Select and reproduce each line of the listing below that bears the string "Bukti".
╔══
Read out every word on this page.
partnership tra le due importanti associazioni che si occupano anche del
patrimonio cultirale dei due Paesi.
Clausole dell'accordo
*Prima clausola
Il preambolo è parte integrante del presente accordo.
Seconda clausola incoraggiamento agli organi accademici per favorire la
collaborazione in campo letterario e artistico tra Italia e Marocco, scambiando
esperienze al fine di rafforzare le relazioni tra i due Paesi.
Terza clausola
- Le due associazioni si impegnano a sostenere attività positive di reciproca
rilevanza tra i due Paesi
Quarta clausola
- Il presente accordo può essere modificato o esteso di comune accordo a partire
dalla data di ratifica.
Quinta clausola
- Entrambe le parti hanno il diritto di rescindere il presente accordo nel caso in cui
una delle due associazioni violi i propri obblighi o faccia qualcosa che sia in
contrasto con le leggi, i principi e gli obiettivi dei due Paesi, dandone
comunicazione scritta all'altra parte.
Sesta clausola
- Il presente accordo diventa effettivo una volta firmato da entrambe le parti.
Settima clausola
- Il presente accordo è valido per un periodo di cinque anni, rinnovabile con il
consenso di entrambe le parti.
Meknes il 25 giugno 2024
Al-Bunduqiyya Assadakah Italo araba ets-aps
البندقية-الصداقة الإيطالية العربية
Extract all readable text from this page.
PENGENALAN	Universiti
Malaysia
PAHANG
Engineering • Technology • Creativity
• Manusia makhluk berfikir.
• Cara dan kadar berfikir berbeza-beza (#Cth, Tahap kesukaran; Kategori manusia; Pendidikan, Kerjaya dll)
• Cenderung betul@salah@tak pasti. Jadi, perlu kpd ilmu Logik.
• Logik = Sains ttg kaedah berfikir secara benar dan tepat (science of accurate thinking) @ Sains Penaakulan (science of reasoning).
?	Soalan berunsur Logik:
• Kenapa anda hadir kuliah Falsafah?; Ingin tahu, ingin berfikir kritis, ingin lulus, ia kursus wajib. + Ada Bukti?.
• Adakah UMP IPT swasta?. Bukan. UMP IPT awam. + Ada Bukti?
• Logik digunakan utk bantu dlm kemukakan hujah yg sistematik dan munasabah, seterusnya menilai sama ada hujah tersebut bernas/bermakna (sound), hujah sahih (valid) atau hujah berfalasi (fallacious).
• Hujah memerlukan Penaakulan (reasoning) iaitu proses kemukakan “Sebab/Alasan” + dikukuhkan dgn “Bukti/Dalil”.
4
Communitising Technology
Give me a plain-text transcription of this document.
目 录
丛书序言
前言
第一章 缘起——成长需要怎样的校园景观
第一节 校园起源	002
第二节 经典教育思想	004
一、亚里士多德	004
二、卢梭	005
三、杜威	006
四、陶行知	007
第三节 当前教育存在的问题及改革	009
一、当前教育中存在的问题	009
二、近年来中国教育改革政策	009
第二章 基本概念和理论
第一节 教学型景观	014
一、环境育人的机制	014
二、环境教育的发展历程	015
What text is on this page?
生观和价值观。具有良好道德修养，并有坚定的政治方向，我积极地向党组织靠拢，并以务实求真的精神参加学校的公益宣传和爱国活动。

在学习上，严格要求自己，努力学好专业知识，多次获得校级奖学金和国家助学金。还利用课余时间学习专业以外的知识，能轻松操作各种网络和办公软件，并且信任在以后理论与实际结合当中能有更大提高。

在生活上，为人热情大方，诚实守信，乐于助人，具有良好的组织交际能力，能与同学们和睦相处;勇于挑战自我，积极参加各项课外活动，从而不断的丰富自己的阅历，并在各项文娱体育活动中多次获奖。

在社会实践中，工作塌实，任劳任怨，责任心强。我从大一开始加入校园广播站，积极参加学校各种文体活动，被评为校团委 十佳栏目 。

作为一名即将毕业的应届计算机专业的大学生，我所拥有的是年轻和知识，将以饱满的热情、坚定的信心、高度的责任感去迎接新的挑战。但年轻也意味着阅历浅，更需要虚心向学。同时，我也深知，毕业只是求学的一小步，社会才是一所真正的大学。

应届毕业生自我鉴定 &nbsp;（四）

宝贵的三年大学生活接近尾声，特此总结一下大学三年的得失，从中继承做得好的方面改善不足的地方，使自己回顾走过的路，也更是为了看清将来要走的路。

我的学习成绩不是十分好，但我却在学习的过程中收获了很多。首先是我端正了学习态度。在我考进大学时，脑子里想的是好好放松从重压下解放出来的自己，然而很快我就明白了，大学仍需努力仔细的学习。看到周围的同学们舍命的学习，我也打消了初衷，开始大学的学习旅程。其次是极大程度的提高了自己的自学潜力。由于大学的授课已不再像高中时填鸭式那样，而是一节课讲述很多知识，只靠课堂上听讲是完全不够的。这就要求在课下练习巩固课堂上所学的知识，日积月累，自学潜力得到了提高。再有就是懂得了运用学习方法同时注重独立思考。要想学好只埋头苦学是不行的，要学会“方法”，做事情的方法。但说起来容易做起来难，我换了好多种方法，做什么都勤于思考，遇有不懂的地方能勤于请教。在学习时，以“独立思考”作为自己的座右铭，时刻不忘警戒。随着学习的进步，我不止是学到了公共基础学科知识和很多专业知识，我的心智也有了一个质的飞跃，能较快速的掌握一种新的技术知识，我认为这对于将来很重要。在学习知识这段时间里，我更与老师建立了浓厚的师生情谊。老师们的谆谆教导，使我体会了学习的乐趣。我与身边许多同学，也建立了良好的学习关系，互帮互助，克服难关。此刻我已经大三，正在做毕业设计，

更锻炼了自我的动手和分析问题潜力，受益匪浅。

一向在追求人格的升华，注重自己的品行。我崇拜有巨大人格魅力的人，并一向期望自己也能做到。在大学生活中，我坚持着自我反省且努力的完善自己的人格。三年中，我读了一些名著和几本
╚══
**Exercise result**
• Kenapa anda hadir kuliah Falsafah?; Ingin tahu, ingin berfikir kritis, ingin lulus, ia kursus wajib. + Ada Bukti?.
• Adakah UMP IPT swasta?. Bukan. UMP IPT awam. + Ada Bukti?
• Hujah memerlukan Penaakulan (reasoning) iaitu proses kemukakan “Sebab/Alasan” + dikukuhkan dgn “Bukti/Dalil”.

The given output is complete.